- Given problem
Locate all lines with the word "label" and copy them out.

----- Given entries -----

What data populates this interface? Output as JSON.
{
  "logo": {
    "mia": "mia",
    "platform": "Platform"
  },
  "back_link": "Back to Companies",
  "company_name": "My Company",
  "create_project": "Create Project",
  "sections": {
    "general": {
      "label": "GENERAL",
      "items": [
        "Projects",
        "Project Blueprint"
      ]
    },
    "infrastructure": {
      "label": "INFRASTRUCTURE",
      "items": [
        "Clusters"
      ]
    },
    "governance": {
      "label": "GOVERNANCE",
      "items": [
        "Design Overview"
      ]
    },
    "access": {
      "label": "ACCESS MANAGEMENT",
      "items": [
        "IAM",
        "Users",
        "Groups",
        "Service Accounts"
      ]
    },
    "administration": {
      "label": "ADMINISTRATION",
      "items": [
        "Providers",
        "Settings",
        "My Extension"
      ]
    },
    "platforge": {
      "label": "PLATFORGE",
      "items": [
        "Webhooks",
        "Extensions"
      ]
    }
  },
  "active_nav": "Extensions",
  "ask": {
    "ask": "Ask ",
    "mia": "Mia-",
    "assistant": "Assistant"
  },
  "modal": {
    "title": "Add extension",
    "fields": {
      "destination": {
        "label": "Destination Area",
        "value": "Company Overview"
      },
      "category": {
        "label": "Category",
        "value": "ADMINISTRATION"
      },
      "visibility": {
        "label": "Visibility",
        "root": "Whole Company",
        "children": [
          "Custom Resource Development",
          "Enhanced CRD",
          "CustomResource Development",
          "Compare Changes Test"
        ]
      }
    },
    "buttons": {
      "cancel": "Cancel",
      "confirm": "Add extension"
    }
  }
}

-----

- Result of this task
      "label": "GENERAL",
      "label": "INFRASTRUCTURE",
      "label": "GOVERNANCE",
      "label": "ACCESS MANAGEMENT",
      "label": "ADMINISTRATION",
      "label": "PLATFORGE",
        "label": "Destination Area",
        "label": "Category",
        "label": "Visibility",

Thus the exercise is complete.